WORK TO DO -
Scan the material below for lines with the word "természeti" and report how many there are, with nothing added.
** START OF PROVIDED RECORDS **
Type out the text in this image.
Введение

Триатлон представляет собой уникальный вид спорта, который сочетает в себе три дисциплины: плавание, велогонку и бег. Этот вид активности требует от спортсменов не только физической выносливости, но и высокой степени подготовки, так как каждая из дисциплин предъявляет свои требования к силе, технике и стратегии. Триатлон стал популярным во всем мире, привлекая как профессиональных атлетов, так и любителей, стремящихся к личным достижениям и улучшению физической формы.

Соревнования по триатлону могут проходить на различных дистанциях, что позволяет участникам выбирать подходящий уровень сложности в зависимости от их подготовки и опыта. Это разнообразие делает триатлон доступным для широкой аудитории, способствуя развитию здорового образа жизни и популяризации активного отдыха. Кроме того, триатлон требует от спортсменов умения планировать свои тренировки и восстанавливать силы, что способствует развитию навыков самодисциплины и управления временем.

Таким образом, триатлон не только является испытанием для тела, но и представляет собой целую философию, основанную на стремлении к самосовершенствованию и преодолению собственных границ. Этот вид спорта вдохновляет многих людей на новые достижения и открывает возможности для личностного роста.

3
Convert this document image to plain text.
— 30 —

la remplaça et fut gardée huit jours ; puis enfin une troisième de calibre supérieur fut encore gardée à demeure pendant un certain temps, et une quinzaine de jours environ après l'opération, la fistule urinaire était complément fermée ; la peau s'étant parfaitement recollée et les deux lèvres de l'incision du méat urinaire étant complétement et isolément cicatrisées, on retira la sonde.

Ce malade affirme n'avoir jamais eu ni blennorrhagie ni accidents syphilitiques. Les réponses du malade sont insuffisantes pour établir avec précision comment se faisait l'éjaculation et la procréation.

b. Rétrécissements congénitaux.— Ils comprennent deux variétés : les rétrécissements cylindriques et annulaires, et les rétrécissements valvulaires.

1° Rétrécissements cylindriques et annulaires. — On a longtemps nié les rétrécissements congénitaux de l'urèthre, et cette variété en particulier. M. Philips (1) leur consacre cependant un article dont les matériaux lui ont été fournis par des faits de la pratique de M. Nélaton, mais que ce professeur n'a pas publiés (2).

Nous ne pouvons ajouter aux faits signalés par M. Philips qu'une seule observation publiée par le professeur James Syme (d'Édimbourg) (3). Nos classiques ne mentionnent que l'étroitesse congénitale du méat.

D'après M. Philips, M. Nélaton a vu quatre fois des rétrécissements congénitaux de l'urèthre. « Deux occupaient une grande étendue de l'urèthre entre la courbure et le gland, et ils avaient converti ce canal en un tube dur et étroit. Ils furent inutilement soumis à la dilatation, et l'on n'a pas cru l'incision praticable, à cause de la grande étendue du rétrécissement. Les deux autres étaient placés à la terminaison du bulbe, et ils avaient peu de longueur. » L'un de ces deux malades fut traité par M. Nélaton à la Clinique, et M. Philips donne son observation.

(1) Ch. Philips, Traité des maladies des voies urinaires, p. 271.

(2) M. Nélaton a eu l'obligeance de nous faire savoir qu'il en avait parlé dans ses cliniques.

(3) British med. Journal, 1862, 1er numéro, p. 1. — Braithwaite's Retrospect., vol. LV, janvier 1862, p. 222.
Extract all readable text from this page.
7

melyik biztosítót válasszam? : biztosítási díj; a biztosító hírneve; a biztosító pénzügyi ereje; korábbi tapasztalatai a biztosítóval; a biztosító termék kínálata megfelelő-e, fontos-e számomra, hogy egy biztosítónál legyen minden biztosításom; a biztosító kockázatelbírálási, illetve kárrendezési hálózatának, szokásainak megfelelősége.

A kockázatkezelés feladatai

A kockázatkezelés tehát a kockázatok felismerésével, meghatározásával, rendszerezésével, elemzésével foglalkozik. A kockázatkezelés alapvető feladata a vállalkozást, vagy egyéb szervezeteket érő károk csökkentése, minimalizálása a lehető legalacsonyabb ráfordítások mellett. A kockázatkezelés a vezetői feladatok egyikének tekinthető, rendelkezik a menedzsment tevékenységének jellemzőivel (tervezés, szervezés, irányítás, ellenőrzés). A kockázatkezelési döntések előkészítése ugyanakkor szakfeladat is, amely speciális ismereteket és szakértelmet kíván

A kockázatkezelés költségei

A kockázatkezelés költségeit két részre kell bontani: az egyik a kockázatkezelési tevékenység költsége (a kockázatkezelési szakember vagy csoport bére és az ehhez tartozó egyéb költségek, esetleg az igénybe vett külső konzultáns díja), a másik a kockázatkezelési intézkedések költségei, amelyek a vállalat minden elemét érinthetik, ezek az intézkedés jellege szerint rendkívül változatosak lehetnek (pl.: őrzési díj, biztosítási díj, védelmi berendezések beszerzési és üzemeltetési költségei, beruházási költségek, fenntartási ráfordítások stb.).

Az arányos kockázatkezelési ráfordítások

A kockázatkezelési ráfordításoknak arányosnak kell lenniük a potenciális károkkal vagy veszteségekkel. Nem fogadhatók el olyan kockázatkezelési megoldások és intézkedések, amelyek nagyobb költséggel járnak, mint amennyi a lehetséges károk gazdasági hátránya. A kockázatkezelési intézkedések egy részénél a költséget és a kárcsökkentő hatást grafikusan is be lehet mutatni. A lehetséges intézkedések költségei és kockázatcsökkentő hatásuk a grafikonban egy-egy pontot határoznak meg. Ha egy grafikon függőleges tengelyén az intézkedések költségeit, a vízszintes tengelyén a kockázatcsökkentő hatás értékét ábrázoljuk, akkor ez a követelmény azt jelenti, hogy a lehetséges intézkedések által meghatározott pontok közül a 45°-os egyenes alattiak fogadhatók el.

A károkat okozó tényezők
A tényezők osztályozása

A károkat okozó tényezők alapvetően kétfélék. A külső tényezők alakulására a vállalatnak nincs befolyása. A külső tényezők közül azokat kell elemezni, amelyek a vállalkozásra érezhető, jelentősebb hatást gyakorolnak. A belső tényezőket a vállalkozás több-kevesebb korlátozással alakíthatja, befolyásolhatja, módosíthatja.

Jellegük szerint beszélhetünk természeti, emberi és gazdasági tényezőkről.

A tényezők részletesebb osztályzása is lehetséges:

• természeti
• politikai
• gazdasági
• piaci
** END OF PROVIDED RECORDS **
TASK OUTPUT -
2